[start of Exercise inputs]
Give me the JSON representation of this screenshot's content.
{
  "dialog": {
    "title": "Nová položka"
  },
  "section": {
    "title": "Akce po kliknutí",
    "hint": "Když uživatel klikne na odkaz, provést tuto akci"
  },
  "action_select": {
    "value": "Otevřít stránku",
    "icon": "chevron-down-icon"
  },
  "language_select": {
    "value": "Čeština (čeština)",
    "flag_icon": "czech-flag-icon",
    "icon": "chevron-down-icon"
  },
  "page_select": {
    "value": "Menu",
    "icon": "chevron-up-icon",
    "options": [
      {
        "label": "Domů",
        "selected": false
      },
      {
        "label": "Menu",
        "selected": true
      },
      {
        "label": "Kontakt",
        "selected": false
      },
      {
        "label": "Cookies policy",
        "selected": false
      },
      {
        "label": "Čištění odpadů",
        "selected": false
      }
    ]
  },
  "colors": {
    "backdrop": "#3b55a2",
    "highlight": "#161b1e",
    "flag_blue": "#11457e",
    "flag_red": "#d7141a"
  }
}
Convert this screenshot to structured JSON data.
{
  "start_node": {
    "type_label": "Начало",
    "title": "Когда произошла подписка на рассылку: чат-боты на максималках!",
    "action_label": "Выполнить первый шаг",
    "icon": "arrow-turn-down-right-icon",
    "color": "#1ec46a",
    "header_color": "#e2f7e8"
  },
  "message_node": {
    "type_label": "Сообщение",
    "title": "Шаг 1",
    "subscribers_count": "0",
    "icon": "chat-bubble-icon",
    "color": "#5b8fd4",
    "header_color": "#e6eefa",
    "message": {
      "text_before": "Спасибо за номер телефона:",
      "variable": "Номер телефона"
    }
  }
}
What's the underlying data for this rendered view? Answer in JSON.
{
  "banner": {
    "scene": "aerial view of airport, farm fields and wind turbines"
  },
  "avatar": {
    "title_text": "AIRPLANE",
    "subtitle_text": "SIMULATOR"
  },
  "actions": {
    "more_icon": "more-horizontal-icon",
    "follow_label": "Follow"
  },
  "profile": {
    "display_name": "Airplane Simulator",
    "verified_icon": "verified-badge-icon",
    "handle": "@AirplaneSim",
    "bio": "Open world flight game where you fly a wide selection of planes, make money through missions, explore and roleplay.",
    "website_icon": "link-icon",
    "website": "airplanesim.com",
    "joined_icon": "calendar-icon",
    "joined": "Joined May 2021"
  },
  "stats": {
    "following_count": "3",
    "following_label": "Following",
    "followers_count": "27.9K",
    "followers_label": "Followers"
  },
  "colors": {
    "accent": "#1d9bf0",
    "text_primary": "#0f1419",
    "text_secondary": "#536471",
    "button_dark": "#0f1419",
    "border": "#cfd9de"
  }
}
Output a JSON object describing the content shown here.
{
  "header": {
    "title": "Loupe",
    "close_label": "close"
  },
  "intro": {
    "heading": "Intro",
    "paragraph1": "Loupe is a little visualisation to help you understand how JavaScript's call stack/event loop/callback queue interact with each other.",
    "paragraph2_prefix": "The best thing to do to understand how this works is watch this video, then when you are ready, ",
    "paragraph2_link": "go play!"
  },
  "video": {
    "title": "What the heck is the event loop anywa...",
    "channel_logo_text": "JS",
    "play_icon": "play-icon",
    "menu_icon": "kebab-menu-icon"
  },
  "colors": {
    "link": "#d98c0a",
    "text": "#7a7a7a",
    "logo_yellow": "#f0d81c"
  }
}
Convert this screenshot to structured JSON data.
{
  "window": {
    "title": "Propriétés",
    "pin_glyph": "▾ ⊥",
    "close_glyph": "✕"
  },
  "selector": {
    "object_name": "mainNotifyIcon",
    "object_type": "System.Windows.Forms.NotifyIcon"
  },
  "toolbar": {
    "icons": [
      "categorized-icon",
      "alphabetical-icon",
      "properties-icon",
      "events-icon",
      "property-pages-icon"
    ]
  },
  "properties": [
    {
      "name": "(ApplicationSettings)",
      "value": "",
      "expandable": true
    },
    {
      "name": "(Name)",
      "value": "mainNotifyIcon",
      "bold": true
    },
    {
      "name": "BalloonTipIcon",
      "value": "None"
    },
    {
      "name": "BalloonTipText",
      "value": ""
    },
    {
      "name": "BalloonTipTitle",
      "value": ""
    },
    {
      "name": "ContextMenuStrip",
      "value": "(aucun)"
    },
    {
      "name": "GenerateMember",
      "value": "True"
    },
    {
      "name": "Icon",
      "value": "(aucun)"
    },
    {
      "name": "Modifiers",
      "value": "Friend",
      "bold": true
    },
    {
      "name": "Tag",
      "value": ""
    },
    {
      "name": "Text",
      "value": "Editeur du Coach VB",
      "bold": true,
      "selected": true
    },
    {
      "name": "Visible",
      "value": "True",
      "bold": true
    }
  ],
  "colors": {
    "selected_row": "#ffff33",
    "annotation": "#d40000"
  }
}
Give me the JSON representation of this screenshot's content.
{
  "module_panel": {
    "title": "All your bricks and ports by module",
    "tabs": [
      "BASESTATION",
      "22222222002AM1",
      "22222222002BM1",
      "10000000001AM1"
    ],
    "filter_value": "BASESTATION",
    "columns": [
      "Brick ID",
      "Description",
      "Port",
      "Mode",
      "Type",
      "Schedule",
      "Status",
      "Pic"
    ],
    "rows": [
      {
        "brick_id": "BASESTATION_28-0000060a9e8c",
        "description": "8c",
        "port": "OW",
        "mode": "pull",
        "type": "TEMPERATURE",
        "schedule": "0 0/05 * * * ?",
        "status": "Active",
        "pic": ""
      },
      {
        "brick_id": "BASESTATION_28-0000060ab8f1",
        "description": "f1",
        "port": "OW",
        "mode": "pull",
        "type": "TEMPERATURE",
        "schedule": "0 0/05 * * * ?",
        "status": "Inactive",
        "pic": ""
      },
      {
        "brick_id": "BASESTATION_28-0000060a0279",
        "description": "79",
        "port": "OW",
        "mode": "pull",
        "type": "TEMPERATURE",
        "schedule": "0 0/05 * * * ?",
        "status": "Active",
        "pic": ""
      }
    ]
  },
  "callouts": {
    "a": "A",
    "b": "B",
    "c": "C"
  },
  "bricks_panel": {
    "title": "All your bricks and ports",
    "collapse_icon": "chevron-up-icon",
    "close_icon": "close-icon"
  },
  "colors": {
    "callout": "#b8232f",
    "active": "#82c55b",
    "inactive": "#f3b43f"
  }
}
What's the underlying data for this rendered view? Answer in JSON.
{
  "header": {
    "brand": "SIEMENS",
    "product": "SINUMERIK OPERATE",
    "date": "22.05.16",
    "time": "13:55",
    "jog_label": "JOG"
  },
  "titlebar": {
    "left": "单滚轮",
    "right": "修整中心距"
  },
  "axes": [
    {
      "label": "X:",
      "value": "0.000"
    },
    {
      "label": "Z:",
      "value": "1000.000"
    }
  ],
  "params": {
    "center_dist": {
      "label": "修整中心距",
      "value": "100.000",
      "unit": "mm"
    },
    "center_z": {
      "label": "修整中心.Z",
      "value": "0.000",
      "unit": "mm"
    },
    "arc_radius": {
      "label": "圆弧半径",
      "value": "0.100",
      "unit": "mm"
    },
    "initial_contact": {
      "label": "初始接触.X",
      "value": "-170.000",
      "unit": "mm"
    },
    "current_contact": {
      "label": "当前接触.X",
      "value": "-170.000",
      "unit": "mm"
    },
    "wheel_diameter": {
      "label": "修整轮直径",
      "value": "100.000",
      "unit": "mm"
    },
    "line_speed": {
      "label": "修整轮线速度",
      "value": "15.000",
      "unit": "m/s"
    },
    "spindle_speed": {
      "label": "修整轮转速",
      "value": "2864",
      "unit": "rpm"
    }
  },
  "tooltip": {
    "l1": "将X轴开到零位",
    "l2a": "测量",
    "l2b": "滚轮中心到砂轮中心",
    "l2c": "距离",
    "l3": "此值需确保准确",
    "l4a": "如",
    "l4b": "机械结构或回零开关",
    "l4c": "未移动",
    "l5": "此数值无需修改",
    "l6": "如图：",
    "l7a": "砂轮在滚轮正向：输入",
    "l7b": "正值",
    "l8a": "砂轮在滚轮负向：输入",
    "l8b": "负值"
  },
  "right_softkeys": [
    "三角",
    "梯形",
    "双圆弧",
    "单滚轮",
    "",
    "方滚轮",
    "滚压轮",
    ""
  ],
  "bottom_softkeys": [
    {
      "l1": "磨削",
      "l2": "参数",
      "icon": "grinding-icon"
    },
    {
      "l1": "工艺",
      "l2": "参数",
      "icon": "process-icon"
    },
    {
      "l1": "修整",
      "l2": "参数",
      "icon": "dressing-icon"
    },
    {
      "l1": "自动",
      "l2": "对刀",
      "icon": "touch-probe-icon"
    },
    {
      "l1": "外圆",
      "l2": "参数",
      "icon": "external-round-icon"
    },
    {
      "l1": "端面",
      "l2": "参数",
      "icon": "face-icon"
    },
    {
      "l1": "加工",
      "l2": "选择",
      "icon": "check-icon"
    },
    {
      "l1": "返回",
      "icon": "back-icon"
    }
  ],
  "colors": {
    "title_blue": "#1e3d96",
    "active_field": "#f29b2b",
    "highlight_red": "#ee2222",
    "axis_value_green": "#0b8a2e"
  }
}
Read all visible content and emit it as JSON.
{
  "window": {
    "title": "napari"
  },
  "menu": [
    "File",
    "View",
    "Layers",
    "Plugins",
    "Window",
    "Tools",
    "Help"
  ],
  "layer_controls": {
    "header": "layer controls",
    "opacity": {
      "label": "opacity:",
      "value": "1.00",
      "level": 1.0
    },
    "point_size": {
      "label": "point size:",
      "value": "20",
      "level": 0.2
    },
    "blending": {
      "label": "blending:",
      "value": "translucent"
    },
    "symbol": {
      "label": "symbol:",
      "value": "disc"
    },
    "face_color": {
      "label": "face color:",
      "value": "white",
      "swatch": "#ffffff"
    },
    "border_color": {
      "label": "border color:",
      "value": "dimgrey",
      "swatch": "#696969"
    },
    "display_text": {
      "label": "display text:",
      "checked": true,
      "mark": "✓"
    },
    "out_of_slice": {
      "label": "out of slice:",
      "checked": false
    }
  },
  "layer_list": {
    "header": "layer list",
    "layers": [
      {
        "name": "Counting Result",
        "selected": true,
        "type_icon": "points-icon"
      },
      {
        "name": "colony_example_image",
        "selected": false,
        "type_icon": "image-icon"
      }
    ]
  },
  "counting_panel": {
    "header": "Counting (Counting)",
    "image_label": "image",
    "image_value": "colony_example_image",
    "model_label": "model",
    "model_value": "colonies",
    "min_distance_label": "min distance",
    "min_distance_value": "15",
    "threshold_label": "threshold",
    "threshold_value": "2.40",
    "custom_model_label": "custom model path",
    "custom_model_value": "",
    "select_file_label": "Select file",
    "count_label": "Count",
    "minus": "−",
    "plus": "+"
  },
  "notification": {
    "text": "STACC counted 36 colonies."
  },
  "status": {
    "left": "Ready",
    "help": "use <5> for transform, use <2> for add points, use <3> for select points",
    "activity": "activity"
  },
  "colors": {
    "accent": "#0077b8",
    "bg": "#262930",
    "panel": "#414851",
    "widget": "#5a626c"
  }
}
[end of Exercise inputs]
● **Request**:
Find the word "your" and list each line it appears in.

● **Completed task**:
    "title": "All your bricks and ports by module",
    "title": "All your bricks and ports",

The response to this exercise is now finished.